■ MATERIAL FOR THIS EXERCISE:
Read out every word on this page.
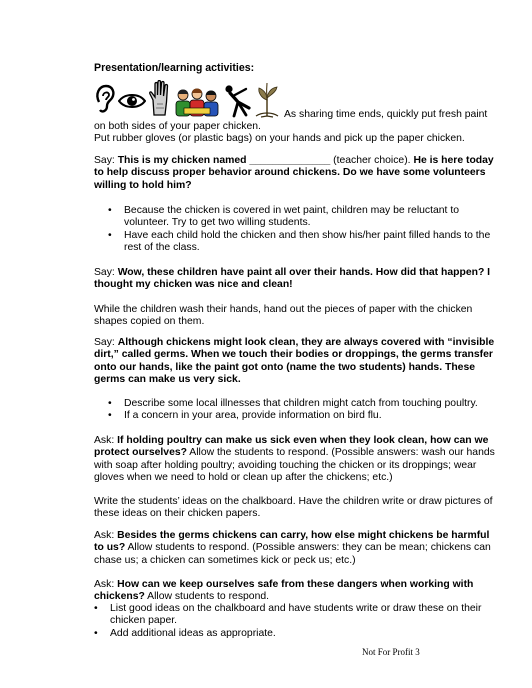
Presentation/learning activities:
As sharing time ends, quickly put fresh paint
on both sides of your paper chicken.
Put rubber gloves (or plastic bags) on your hands and pick up the paper chicken.

Say: This is my chicken named ______________ (teacher choice). He is here today to help discuss proper behavior around chickens. Do we have some volunteers willing to hold him?

• Because the chicken is covered in wet paint, children may be reluctant to volunteer. Try to get two willing students.
• Have each child hold the chicken and then show his/her paint filled hands to the rest of the class.

Say: Wow, these children have paint all over their hands. How did that happen? I thought my chicken was nice and clean!

While the children wash their hands, hand out the pieces of paper with the chicken shapes copied on them.

Say: Although chickens might look clean, they are always covered with “invisible dirt,” called germs. When we touch their bodies or droppings, the germs transfer onto our hands, like the paint got onto (name the two students) hands. These germs can make us very sick.

• Describe some local illnesses that children might catch from touching poultry.
• If a concern in your area, provide information on bird flu.

Ask: If holding poultry can make us sick even when they look clean, how can we protect ourselves? Allow the students to respond. (Possible answers: wash our hands with soap after holding poultry; avoiding touching the chicken or its droppings; wear gloves when we need to hold or clean up after the chickens; etc.)

Write the students’ ideas on the chalkboard. Have the children write or draw pictures of these ideas on their chicken papers.

Ask: Besides the germs chickens can carry, how else might chickens be harmful to us? Allow students to respond. (Possible answers: they can be mean; chickens can chase us; a chicken can sometimes kick or peck us; etc.)

Ask: How can we keep ourselves safe from these dangers when working with chickens? Allow students to respond.

• List good ideas on the chalkboard and have students write or draw these on their chicken paper.
• Add additional ideas as appropriate.
Not For Profit 3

■ WRITTEN EXERCISE: Copy out all of the data word for word. Do not carry over any picture.

■ EXPECTED ANSWER:
Read out every word on this page.
Presentation/learning activities:
As sharing time ends, quickly put fresh paint
on both sides of your paper chicken.
Put rubber gloves (or plastic bags) on your hands and pick up the paper chicken.

Say: This is my chicken named ______________ (teacher choice). He is here today to help discuss proper behavior around chickens. Do we have some volunteers willing to hold him?

• Because the chicken is covered in wet paint, children may be reluctant to volunteer. Try to get two willing students.
• Have each child hold the chicken and then show his/her paint filled hands to the rest of the class.

Say: Wow, these children have paint all over their hands. How did that happen? I thought my chicken was nice and clean!

While the children wash their hands, hand out the pieces of paper with the chicken shapes copied on them.

Say: Although chickens might look clean, they are always covered with “invisible dirt,” called germs. When we touch their bodies or droppings, the germs transfer onto our hands, like the paint got onto (name the two students) hands. These germs can make us very sick.

• Describe some local illnesses that children might catch from touching poultry.
• If a concern in your area, provide information on bird flu.

Ask: If holding poultry can make us sick even when they look clean, how can we protect ourselves? Allow the students to respond. (Possible answers: wash our hands with soap after holding poultry; avoiding touching the chicken or its droppings; wear gloves when we need to hold or clean up after the chickens; etc.)

Write the students’ ideas on the chalkboard. Have the children write or draw pictures of these ideas on their chicken papers.

Ask: Besides the germs chickens can carry, how else might chickens be harmful to us? Allow students to respond. (Possible answers: they can be mean; chickens can chase us; a chicken can sometimes kick or peck us; etc.)

Ask: How can we keep ourselves safe from these dangers when working with chickens? Allow students to respond.

• List good ideas on the chalkboard and have students write or draw these on their chicken paper.
• Add additional ideas as appropriate.
Not For Profit 3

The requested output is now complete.